-- BEGIN --

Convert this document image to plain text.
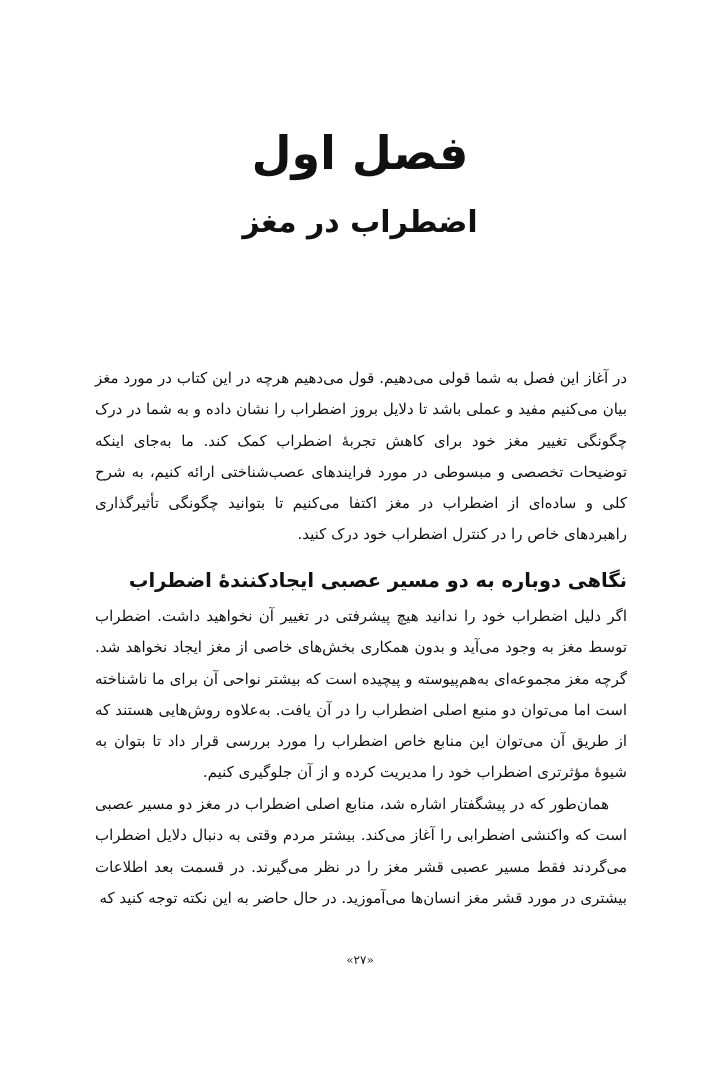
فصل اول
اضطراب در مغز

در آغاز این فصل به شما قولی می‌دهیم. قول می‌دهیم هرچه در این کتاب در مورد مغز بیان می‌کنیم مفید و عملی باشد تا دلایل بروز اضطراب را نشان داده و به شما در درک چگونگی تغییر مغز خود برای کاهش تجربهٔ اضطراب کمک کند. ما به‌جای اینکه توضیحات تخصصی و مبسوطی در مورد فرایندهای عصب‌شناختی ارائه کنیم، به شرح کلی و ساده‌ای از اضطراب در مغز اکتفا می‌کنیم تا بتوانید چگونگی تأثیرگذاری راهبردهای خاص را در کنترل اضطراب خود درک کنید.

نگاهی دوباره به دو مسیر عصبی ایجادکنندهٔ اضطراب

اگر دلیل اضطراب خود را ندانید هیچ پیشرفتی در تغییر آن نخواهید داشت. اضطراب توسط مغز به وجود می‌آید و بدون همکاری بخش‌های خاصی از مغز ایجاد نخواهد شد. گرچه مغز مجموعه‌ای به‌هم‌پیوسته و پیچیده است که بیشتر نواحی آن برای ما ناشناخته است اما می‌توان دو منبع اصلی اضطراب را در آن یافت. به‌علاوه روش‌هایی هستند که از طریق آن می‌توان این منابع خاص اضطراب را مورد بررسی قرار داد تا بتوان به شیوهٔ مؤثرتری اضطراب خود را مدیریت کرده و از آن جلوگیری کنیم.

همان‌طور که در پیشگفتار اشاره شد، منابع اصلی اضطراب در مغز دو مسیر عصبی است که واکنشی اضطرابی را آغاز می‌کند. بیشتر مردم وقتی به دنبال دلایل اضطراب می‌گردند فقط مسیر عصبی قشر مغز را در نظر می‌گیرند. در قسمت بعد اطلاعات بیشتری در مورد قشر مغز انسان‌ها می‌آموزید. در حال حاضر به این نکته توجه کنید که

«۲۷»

-- END --

» **INSTRUCTION**
Identify every line where the string "مورد" appears.

» **FULL RESPONSE**
در آغاز این فصل به شما قولی می‌دهیم. قول می‌دهیم هرچه در این کتاب در مورد مغز بیان می‌کنیم مفید و عملی باشد تا دلایل بروز اضطراب را نشان داده و به شما در درک چگونگی تغییر مغز خود برای کاهش تجربهٔ اضطراب کمک کند. ما به‌جای اینکه توضیحات تخصصی و مبسوطی در مورد فرایندهای عصب‌شناختی ارائه کنیم، به شرح کلی و ساده‌ای از اضطراب در مغز اکتفا می‌کنیم تا بتوانید چگونگی تأثیرگذاری راهبردهای خاص را در کنترل اضطراب خود درک کنید.
اگر دلیل اضطراب خود را ندانید هیچ پیشرفتی در تغییر آن نخواهید داشت. اضطراب توسط مغز به وجود می‌آید و بدون همکاری بخش‌های خاصی از مغز ایجاد نخواهد شد. گرچه مغز مجموعه‌ای به‌هم‌پیوسته و پیچیده است که بیشتر نواحی آن برای ما ناشناخته است اما می‌توان دو منبع اصلی اضطراب را در آن یافت. به‌علاوه روش‌هایی هستند که از طریق آن می‌توان این منابع خاص اضطراب را مورد بررسی قرار داد تا بتوان به شیوهٔ مؤثرتری اضطراب خود را مدیریت کرده و از آن جلوگیری کنیم.
همان‌طور که در پیشگفتار اشاره شد، منابع اصلی اضطراب در مغز دو مسیر عصبی است که واکنشی اضطرابی را آغاز می‌کند. بیشتر مردم وقتی به دنبال دلایل اضطراب می‌گردند فقط مسیر عصبی قشر مغز را در نظر می‌گیرند. در قسمت بعد اطلاعات بیشتری در مورد قشر مغز انسان‌ها می‌آموزید. در حال حاضر به این نکته توجه کنید که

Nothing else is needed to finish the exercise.